··· GIVEN DATA ···

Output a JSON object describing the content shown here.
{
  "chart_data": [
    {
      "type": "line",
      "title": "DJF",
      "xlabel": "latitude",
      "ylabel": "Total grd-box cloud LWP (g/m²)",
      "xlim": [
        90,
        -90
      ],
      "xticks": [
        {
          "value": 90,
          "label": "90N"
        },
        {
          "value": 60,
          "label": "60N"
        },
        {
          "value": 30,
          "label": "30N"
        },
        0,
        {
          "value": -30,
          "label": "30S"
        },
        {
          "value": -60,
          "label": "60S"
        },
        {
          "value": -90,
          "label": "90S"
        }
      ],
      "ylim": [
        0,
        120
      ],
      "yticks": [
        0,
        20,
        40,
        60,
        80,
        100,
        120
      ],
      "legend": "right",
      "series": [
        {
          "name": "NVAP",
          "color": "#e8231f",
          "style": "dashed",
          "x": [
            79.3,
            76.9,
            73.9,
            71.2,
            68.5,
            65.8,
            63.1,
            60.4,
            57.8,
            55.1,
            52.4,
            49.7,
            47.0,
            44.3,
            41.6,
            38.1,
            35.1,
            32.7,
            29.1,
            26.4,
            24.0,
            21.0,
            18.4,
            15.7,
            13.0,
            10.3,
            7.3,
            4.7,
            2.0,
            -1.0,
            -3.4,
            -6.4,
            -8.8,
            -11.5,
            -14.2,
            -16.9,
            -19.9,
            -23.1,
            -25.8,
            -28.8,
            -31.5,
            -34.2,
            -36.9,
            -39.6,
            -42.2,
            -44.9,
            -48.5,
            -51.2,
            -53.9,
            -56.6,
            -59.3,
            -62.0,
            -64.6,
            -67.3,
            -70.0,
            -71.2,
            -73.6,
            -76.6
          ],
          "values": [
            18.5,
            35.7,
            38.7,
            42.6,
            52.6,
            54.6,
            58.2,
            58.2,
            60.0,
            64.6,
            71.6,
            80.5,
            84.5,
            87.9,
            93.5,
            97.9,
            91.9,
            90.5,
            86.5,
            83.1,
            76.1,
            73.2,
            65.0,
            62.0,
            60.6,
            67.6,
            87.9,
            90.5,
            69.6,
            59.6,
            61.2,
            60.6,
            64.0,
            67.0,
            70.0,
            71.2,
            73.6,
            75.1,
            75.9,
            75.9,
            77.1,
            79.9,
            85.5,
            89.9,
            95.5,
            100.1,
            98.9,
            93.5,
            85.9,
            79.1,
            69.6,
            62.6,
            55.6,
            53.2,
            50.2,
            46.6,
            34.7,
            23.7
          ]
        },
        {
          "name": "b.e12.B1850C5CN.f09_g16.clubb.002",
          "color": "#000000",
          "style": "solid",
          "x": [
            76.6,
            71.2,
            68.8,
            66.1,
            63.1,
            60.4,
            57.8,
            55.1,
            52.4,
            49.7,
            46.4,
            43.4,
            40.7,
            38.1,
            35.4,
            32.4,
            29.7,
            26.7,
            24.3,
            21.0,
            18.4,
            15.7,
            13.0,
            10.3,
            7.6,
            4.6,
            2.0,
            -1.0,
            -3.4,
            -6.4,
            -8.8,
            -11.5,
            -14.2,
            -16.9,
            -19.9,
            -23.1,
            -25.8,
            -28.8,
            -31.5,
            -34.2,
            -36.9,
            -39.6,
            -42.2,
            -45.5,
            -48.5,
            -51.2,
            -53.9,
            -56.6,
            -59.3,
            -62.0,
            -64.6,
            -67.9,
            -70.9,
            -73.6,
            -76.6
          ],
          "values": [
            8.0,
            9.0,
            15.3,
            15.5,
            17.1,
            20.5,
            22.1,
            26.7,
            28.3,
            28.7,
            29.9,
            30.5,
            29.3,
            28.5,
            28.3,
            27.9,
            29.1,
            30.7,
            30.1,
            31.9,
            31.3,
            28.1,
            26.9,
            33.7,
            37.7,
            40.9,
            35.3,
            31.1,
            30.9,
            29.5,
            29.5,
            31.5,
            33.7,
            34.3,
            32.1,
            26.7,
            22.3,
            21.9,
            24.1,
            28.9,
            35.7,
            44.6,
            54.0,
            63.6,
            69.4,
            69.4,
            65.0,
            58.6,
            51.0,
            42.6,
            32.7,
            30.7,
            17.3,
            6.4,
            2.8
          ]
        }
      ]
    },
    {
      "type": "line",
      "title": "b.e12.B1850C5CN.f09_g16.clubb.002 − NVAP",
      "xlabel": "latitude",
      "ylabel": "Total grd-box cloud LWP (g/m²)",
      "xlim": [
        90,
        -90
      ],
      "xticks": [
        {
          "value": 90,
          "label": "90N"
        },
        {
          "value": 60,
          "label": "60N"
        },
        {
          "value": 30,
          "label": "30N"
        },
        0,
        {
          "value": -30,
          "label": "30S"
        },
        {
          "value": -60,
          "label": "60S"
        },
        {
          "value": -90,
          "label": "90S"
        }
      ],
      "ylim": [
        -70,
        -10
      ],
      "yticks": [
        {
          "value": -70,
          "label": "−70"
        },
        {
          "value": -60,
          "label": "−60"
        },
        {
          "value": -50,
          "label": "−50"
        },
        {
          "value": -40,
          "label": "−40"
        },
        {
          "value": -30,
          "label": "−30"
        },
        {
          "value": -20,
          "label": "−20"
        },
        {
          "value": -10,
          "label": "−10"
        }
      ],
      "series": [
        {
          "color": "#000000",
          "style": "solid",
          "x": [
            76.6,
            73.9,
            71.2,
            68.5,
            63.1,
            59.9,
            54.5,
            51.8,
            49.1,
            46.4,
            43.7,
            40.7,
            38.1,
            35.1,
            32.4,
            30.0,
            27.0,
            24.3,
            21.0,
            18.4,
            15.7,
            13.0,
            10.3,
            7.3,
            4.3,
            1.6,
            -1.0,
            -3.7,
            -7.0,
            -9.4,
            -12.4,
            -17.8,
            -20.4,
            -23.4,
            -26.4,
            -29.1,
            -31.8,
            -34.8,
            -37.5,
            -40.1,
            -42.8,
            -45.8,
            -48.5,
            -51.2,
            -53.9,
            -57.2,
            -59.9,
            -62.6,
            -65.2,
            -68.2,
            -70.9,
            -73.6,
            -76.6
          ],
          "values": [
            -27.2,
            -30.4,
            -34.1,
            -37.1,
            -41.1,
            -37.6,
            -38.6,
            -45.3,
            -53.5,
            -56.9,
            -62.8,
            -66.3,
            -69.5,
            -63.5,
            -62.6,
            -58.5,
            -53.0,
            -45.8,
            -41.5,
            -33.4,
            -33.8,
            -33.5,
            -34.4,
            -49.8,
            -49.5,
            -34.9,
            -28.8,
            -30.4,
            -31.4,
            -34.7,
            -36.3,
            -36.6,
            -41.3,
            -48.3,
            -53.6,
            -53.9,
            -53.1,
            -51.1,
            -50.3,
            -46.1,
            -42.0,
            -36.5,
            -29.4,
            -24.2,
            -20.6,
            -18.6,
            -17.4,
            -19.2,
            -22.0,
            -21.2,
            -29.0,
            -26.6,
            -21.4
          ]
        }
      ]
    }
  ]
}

···

== WHAT TO PRODUCE ==
Review the preceding data and report every line that includes the string "NVAP".

== EXERCISE ANSWER ==
          "name": "NVAP",
      "title": "b.e12.B1850C5CN.f09_g16.clubb.002 − NVAP",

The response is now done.